**THE REQUEST:** The required output is the exact sequence of lines from the line holding "Parse this screenshot: output" to the end of the records, inclusive.

**ENTRIES:**
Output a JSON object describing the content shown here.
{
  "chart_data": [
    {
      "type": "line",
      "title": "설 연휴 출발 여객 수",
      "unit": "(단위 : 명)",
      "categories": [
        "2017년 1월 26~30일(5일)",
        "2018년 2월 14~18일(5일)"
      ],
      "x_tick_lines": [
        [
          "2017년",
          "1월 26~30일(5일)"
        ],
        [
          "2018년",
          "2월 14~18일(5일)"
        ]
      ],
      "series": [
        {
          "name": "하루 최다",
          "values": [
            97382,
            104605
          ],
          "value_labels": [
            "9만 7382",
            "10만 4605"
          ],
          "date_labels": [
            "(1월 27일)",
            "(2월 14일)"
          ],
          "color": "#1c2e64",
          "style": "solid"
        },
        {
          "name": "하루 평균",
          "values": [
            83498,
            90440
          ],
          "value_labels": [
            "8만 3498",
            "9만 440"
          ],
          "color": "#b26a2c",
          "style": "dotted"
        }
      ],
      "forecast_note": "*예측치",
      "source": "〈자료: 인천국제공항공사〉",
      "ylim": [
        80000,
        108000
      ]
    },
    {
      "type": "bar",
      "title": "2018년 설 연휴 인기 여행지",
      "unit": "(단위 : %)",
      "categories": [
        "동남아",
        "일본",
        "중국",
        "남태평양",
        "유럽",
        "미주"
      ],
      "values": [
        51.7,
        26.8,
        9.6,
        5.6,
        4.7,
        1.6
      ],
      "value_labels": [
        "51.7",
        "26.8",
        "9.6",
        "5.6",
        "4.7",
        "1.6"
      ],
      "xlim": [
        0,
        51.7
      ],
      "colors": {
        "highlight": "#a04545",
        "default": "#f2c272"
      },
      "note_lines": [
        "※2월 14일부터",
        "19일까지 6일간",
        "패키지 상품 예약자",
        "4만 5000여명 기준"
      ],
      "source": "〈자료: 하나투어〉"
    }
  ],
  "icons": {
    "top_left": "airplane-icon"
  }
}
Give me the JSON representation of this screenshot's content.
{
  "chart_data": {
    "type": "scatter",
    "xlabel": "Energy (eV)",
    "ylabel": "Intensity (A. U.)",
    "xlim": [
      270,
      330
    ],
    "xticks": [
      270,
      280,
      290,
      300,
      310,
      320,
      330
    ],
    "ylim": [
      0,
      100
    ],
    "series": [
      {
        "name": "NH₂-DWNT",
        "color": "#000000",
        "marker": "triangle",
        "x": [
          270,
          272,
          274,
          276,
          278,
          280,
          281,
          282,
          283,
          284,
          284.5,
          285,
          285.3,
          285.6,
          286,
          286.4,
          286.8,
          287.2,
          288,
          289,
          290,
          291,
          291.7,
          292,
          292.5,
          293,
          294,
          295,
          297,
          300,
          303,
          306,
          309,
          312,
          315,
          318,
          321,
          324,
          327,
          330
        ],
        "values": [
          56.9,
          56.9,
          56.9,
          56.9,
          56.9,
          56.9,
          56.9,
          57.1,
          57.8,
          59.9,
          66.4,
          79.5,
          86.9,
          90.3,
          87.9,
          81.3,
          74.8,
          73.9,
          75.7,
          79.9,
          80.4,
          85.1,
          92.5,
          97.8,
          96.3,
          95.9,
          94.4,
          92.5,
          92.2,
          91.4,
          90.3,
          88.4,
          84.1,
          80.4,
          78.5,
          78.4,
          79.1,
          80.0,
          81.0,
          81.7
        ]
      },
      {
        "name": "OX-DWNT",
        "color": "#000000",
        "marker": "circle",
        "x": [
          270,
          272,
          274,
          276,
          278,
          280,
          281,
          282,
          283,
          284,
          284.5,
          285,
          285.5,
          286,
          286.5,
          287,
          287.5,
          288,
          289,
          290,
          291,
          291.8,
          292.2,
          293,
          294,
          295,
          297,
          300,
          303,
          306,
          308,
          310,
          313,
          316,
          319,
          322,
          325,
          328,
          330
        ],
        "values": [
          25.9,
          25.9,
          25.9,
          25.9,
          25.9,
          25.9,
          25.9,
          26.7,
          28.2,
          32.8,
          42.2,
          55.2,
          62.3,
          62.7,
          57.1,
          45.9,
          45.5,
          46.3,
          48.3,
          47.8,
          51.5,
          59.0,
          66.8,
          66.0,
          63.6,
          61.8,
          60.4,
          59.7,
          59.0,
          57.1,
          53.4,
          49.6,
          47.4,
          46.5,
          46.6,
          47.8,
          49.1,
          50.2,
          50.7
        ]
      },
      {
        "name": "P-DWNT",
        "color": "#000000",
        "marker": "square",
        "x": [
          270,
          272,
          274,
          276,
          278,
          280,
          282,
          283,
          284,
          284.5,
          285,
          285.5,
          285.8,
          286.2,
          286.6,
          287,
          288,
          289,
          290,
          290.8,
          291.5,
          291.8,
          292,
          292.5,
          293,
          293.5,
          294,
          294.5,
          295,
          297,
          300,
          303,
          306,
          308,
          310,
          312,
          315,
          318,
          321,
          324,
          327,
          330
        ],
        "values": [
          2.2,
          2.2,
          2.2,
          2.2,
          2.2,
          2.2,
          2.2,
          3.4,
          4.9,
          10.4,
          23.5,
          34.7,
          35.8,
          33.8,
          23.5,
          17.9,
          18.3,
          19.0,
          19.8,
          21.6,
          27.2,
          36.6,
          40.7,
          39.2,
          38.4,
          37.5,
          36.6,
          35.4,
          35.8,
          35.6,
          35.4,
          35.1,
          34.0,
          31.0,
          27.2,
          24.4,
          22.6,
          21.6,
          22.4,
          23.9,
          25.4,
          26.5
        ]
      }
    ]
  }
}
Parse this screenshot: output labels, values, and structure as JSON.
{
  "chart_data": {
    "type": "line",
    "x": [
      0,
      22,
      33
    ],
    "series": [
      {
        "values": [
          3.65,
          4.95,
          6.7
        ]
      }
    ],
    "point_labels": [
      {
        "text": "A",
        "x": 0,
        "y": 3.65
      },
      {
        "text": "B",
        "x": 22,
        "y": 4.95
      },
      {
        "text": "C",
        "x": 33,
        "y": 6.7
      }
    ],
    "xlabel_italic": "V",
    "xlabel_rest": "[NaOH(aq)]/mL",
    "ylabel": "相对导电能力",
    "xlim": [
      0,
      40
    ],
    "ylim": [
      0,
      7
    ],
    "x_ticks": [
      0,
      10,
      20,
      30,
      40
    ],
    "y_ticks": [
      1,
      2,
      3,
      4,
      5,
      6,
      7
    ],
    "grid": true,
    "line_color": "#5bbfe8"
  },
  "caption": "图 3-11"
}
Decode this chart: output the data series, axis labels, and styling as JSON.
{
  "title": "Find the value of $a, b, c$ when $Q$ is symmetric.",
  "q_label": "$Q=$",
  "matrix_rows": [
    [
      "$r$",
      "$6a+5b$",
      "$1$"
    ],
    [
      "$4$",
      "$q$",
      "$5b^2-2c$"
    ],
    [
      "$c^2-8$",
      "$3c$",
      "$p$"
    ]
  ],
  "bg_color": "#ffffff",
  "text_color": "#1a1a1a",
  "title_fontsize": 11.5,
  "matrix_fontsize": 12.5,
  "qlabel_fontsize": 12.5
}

**RESULT BELOW:**
Parse this screenshot: output labels, values, and structure as JSON.
{
  "chart_data": {
    "type": "line",
    "x": [
      0,
      22,
      33
    ],
    "series": [
      {
        "values": [
          3.65,
          4.95,
          6.7
        ]
      }
    ],
    "point_labels": [
      {
        "text": "A",
        "x": 0,
        "y": 3.65
      },
      {
        "text": "B",
        "x": 22,
        "y": 4.95
      },
      {
        "text": "C",
        "x": 33,
        "y": 6.7
      }
    ],
    "xlabel_italic": "V",
    "xlabel_rest": "[NaOH(aq)]/mL",
    "ylabel": "相对导电能力",
    "xlim": [
      0,
      40
    ],
    "ylim": [
      0,
      7
    ],
    "x_ticks": [
      0,
      10,
      20,
      30,
      40
    ],
    "y_ticks": [
      1,
      2,
      3,
      4,
      5,
      6,
      7
    ],
    "grid": true,
    "line_color": "#5bbfe8"
  },
  "caption": "图 3-11"
}
Decode this chart: output the data series, axis labels, and styling as JSON.
{
  "title": "Find the value of $a, b, c$ when $Q$ is symmetric.",
  "q_label": "$Q=$",
  "matrix_rows": [
    [
      "$r$",
      "$6a+5b$",
      "$1$"
    ],
    [
      "$4$",
      "$q$",
      "$5b^2-2c$"
    ],
    [
      "$c^2-8$",
      "$3c$",
      "$p$"
    ]
  ],
  "bg_color": "#ffffff",
  "text_color": "#1a1a1a",
  "title_fontsize": 11.5,
  "matrix_fontsize": 12.5,
  "qlabel_fontsize": 12.5
}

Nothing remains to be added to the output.